SET PROBLEM:
Reproduce all records exactly.

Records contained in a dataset
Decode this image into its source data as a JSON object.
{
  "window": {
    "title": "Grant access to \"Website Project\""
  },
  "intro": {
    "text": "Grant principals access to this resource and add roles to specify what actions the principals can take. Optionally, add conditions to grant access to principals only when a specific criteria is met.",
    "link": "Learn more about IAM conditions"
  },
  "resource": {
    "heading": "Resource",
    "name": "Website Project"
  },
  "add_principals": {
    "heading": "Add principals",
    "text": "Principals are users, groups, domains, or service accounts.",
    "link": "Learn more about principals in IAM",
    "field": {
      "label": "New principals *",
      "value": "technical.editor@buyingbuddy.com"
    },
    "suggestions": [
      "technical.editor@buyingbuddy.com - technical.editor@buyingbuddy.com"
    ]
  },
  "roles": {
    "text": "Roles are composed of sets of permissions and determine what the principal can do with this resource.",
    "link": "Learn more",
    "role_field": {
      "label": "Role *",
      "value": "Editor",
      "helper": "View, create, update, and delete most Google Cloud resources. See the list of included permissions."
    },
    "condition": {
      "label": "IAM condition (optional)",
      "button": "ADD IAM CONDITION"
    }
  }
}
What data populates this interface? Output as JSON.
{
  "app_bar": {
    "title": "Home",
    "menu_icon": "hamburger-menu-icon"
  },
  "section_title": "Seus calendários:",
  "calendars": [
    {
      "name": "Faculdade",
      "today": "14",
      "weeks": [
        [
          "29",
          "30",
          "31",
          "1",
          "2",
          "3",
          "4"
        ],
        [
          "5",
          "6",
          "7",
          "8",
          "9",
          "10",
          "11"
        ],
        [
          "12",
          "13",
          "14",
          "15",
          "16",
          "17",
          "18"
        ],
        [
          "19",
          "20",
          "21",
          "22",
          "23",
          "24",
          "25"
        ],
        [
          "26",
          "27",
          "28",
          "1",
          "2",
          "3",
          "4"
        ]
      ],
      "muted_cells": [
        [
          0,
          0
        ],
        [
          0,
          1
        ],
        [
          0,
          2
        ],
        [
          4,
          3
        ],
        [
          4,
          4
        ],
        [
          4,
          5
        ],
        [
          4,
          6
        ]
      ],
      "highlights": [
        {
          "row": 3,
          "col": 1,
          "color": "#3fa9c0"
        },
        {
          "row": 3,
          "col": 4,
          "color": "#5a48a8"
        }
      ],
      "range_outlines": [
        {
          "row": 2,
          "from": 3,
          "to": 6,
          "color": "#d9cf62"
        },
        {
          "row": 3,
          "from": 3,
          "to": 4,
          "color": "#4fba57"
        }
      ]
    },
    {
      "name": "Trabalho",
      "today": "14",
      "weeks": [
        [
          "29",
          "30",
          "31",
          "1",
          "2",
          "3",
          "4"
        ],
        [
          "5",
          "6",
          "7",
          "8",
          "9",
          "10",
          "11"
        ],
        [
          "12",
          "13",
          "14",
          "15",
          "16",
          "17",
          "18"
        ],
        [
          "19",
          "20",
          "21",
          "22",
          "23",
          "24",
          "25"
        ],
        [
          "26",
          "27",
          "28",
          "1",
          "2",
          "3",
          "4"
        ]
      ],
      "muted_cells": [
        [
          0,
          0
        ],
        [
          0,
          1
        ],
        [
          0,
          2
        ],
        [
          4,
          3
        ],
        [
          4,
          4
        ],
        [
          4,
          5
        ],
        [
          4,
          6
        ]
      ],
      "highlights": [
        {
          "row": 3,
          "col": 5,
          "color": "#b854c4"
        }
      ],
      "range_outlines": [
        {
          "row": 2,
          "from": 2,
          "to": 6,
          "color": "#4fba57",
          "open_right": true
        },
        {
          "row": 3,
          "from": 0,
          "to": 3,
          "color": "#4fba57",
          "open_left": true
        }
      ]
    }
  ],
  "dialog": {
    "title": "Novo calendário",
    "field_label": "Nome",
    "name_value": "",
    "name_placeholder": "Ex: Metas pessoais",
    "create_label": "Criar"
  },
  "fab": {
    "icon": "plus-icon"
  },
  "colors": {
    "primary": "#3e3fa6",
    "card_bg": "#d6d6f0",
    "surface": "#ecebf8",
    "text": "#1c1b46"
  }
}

EXERCISE SOLUTION:
Decode this image into its source data as a JSON object.
{
  "window": {
    "title": "Grant access to \"Website Project\""
  },
  "intro": {
    "text": "Grant principals access to this resource and add roles to specify what actions the principals can take. Optionally, add conditions to grant access to principals only when a specific criteria is met.",
    "link": "Learn more about IAM conditions"
  },
  "resource": {
    "heading": "Resource",
    "name": "Website Project"
  },
  "add_principals": {
    "heading": "Add principals",
    "text": "Principals are users, groups, domains, or service accounts.",
    "link": "Learn more about principals in IAM",
    "field": {
      "label": "New principals *",
      "value": "technical.editor@buyingbuddy.com"
    },
    "suggestions": [
      "technical.editor@buyingbuddy.com - technical.editor@buyingbuddy.com"
    ]
  },
  "roles": {
    "text": "Roles are composed of sets of permissions and determine what the principal can do with this resource.",
    "link": "Learn more",
    "role_field": {
      "label": "Role *",
      "value": "Editor",
      "helper": "View, create, update, and delete most Google Cloud resources. See the list of included permissions."
    },
    "condition": {
      "label": "IAM condition (optional)",
      "button": "ADD IAM CONDITION"
    }
  }
}
What data populates this interface? Output as JSON.
{
  "app_bar": {
    "title": "Home",
    "menu_icon": "hamburger-menu-icon"
  },
  "section_title": "Seus calendários:",
  "calendars": [
    {
      "name": "Faculdade",
      "today": "14",
      "weeks": [
        [
          "29",
          "30",
          "31",
          "1",
          "2",
          "3",
          "4"
        ],
        [
          "5",
          "6",
          "7",
          "8",
          "9",
          "10",
          "11"
        ],
        [
          "12",
          "13",
          "14",
          "15",
          "16",
          "17",
          "18"
        ],
        [
          "19",
          "20",
          "21",
          "22",
          "23",
          "24",
          "25"
        ],
        [
          "26",
          "27",
          "28",
          "1",
          "2",
          "3",
          "4"
        ]
      ],
      "muted_cells": [
        [
          0,
          0
        ],
        [
          0,
          1
        ],
        [
          0,
          2
        ],
        [
          4,
          3
        ],
        [
          4,
          4
        ],
        [
          4,
          5
        ],
        [
          4,
          6
        ]
      ],
      "highlights": [
        {
          "row": 3,
          "col": 1,
          "color": "#3fa9c0"
        },
        {
          "row": 3,
          "col": 4,
          "color": "#5a48a8"
        }
      ],
      "range_outlines": [
        {
          "row": 2,
          "from": 3,
          "to": 6,
          "color": "#d9cf62"
        },
        {
          "row": 3,
          "from": 3,
          "to": 4,
          "color": "#4fba57"
        }
      ]
    },
    {
      "name": "Trabalho",
      "today": "14",
      "weeks": [
        [
          "29",
          "30",
          "31",
          "1",
          "2",
          "3",
          "4"
        ],
        [
          "5",
          "6",
          "7",
          "8",
          "9",
          "10",
          "11"
        ],
        [
          "12",
          "13",
          "14",
          "15",
          "16",
          "17",
          "18"
        ],
        [
          "19",
          "20",
          "21",
          "22",
          "23",
          "24",
          "25"
        ],
        [
          "26",
          "27",
          "28",
          "1",
          "2",
          "3",
          "4"
        ]
      ],
      "muted_cells": [
        [
          0,
          0
        ],
        [
          0,
          1
        ],
        [
          0,
          2
        ],
        [
          4,
          3
        ],
        [
          4,
          4
        ],
        [
          4,
          5
        ],
        [
          4,
          6
        ]
      ],
      "highlights": [
        {
          "row": 3,
          "col": 5,
          "color": "#b854c4"
        }
      ],
      "range_outlines": [
        {
          "row": 2,
          "from": 2,
          "to": 6,
          "color": "#4fba57",
          "open_right": true
        },
        {
          "row": 3,
          "from": 0,
          "to": 3,
          "color": "#4fba57",
          "open_left": true
        }
      ]
    }
  ],
  "dialog": {
    "title": "Novo calendário",
    "field_label": "Nome",
    "name_value": "",
    "name_placeholder": "Ex: Metas pessoais",
    "create_label": "Criar"
  },
  "fab": {
    "icon": "plus-icon"
  },
  "colors": {
    "primary": "#3e3fa6",
    "card_bg": "#d6d6f0",
    "surface": "#ecebf8",
    "text": "#1c1b46"
  }
}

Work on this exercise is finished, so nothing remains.